▸ Given passage
Learning and Go

I must admit I didn’t take much notice of the DeepMind’s self-challenge to defeat a human Go player before. Today, their algorithm AlphaGo beat Lee Sedol for the second time, and that made me wonder how they did it. According to Nature, “the average 150-move game contains more possible board configurations — 10170 — than there are atoms in the Universe, so it can’t be solved by algorithms that search exhaustively for the best move”.

From the same Nature article,

AlphaGo plays in a human way, says Fan. “If no one told me, maybe I would think the player was a little strange, but a very strong player, a real person.” The program seems to have developed a conservative (rather than aggressive) style, adds Toby Manning, a lifelong Go player who refereed the match.

Do you know how a magic trick gives wonder? Well, just like if you knew how a magic trick is done, studying machine learning takes the marvel out of the human-machine Go game duel. On the other hand, understanding machine learning makes you admire the achievement even more, knowing that one, some of the very best minds must have worked on the algorithm, two, the real ‘wonder’ application is ultimately not the Go game, and three, believing that machine learning is to data what Jethro Tull was to the agricultural revolution.

According to Wikipedia, Jethro Tull “perfected the horse-drawn seed drill in 1701 that economically sowed the seeds in neat rows. He later developed a horse-drawn hoe. Tull’s methods were adopted by many great land owners and helped to provide the basis for modern agriculture”. If you think about it, it’s not so very different. For machine learning, the data has to be prepped first into neat little rows and columns and later ‘harvested’ for ideas.

Pondering it, Go naturally lends itself to the classification problem, more specifically, the tree search and the boosting method. Now game tree is not a new thing, it has been used for solving chess and other arcade games such as RushHour, the car parking game app my sister is so great at solving. According to this write-up, minimax tree search can calculate the high probability of the opponent winning and abandoning that node of play, otherwise known as alpha-beta pruning. However, with some cases, “it is simply too expensive to exhaustively search the game tree. The search tree grows approximately as MN, where M is the number of moves available per turn, and N is the number of total turns in a game”.

Thus, more than brute force is required. This is where the old (but back in fashion) deep neural networks idea comes in. What we do is build a ‘matrix of positions’ and another of the ‘probability of winning’. Mapping the positions onto the probability of winning gives a guide as to which next move is the best through a simple binary classification, without a lookahead. This is known as value networks.

▸ Required action
Extend the post on learning and Go, picking up after its last sentence. The material has no connection to the post on learning and Go.

▸ Records supplied
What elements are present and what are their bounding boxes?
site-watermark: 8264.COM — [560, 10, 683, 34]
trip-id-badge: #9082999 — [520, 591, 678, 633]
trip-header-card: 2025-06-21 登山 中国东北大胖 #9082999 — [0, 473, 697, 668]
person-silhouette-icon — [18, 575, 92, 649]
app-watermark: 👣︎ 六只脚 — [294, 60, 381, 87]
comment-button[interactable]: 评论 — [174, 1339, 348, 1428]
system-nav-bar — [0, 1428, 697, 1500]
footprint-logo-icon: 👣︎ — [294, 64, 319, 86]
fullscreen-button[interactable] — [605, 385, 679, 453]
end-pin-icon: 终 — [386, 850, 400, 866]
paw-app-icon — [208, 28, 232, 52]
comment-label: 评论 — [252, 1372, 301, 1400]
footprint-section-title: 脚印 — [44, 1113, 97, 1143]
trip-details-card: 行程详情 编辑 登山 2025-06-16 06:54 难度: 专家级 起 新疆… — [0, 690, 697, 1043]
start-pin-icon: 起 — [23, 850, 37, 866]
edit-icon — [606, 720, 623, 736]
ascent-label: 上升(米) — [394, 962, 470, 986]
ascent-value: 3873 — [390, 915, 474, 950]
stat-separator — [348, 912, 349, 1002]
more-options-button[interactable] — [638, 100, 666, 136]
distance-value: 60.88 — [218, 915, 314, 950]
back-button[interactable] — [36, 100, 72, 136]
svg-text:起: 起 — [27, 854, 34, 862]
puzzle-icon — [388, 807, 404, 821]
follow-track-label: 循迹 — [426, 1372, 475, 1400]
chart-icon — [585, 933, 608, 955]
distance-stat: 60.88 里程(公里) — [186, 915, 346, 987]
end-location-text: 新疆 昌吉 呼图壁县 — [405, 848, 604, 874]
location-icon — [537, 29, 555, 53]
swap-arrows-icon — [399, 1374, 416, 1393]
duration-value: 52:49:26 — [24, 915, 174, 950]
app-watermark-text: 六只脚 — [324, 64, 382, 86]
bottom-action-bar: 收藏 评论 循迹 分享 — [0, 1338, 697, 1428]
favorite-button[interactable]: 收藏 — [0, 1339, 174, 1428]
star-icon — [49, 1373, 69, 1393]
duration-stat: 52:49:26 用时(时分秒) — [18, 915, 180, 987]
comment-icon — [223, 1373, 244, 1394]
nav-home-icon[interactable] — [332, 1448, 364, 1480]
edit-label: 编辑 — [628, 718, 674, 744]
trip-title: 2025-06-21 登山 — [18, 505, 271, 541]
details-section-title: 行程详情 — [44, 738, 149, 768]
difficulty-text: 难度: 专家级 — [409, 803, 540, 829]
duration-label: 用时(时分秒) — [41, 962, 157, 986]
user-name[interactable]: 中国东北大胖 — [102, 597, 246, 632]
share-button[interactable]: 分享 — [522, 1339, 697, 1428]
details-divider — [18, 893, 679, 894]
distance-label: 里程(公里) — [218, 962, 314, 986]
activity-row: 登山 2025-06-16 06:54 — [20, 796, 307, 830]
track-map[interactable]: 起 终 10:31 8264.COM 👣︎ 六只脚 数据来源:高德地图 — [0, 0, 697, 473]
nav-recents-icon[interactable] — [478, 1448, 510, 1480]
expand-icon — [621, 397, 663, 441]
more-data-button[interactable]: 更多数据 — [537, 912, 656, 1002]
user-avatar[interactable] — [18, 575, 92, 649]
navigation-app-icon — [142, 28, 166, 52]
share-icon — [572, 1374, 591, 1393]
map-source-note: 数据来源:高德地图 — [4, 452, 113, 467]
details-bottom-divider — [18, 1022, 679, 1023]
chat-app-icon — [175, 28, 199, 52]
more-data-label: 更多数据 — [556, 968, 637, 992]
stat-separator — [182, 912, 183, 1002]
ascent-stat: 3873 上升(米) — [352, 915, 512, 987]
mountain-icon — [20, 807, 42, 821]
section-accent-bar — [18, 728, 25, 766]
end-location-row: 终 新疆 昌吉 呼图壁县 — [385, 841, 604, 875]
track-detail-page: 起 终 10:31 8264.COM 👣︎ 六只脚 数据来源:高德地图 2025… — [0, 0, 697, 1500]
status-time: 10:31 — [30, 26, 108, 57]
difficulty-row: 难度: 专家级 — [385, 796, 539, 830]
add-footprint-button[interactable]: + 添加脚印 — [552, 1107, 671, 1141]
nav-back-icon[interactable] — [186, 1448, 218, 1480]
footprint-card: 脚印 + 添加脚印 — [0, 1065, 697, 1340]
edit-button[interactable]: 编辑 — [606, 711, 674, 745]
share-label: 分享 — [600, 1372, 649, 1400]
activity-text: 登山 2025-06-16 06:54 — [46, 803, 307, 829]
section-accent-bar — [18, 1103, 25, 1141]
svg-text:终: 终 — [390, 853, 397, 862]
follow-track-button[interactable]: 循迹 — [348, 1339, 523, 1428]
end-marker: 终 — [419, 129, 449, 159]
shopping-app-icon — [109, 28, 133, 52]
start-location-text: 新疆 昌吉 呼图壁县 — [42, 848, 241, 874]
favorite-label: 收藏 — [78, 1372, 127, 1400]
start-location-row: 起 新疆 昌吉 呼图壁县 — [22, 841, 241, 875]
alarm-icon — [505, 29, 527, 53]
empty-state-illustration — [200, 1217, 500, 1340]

▸ Solved problem
My suspicion is on top of that, they classify local areas and map that also to the probability of winning. Doing this would speed up the runtime – but this is just my guess. Is it then about mapping? No, it’s a search problem, and search is not about maps. Search is about making choices when you explore the tree. This is known as policy networks. Hence, AlphaGo is a hybrid of two networks.

For those who wish to understand this in depth, do refer to this. I’ve blogged before on gradient descent here. On the search algorithm, here. From their paper published in Nature, “Mastering the game of Go with deep neural networks and tree search”,

Here we introduce a new approach to computer Go that uses ‘value networks’ to evaluate board positions and ‘policy networks’ to select moves. These deep neural networks are trained by a novel combination of supervised learning from human expert games, and reinforcement learning from games of self-play.

That, in a nutshell, is how it is done.

To sum, what did we use to do with data? We used to do the thinking first, model it and apply the thinking to the data. With machine learning, we let the computer learn based on the data what the best idea is for it to achieve the goal that we have set out. With one subtle shift of this responsibility from human to machine, many things become possible, including playing Go.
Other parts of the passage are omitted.